[START OF Material shown]
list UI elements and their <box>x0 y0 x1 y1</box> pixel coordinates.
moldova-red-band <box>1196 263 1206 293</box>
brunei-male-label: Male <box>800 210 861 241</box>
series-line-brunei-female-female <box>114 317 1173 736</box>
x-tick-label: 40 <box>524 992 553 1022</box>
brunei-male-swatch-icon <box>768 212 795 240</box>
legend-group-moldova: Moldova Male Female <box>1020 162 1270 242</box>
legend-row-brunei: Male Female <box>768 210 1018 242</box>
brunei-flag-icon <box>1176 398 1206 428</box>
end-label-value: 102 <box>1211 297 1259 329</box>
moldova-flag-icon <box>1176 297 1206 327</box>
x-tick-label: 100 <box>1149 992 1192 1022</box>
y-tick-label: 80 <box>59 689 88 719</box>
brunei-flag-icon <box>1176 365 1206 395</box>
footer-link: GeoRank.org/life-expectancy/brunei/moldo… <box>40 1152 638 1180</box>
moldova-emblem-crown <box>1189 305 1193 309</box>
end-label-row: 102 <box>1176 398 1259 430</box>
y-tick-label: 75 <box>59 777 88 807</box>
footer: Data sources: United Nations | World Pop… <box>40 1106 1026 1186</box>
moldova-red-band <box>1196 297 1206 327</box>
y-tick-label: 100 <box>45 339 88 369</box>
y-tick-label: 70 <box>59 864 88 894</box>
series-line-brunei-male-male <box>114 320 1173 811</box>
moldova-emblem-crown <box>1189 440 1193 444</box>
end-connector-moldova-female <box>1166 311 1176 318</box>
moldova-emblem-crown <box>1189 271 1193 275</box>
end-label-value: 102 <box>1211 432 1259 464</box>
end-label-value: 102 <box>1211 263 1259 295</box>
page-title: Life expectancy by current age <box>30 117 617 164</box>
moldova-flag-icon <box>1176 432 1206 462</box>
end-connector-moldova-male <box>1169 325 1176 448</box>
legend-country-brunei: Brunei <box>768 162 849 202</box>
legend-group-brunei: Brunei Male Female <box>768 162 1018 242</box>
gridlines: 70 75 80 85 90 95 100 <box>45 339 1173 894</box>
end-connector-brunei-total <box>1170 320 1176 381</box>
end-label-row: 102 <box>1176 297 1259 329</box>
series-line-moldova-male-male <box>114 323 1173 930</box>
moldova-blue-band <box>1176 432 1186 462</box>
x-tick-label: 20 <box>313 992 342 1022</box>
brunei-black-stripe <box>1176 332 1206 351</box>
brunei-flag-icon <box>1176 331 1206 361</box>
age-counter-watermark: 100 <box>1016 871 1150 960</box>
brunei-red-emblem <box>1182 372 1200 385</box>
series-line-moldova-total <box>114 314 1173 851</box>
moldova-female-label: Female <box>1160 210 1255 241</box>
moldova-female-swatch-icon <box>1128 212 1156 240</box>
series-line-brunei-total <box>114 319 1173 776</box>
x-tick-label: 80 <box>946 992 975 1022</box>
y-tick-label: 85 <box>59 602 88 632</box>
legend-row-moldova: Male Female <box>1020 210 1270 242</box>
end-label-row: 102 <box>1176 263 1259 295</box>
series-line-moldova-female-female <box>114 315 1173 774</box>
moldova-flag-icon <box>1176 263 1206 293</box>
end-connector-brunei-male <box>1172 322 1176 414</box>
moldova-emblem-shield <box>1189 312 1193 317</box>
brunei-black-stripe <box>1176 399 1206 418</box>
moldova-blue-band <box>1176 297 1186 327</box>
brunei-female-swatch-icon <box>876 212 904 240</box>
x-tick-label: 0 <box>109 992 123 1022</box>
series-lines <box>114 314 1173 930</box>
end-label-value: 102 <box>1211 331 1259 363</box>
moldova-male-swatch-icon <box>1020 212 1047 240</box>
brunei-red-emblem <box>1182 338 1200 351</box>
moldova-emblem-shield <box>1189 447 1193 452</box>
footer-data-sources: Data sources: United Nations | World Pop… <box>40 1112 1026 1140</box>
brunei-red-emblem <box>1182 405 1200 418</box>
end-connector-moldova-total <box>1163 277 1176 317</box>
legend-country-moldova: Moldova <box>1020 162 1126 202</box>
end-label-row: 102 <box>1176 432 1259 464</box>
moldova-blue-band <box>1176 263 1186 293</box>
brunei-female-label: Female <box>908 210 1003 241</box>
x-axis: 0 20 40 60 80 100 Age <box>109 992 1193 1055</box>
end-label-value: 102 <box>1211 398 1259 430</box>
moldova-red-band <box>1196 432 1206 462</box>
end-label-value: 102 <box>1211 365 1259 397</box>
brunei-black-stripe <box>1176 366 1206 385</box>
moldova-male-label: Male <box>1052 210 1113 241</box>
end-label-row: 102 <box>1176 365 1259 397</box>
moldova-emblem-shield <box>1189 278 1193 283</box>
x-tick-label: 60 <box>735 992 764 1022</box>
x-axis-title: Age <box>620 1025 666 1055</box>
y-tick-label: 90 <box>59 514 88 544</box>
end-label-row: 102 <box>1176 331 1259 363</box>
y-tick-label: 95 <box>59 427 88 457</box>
[END OF Material shown]
■ What is required:
Reproduce without any change the lines from the first one through the line containing "y-tick-label: 80 <box>59 689 88 719</box>", including both of those lines.

■ Solution to the exercise:
list UI elements and their <box>x0 y0 x1 y1</box> pixel coordinates.
moldova-red-band <box>1196 263 1206 293</box>
brunei-male-label: Male <box>800 210 861 241</box>
series-line-brunei-female-female <box>114 317 1173 736</box>
x-tick-label: 40 <box>524 992 553 1022</box>
brunei-male-swatch-icon <box>768 212 795 240</box>
legend-group-moldova: Moldova Male Female <box>1020 162 1270 242</box>
legend-row-brunei: Male Female <box>768 210 1018 242</box>
brunei-flag-icon <box>1176 398 1206 428</box>
end-label-value: 102 <box>1211 297 1259 329</box>
moldova-flag-icon <box>1176 297 1206 327</box>
x-tick-label: 100 <box>1149 992 1192 1022</box>
y-tick-label: 80 <box>59 689 88 719</box>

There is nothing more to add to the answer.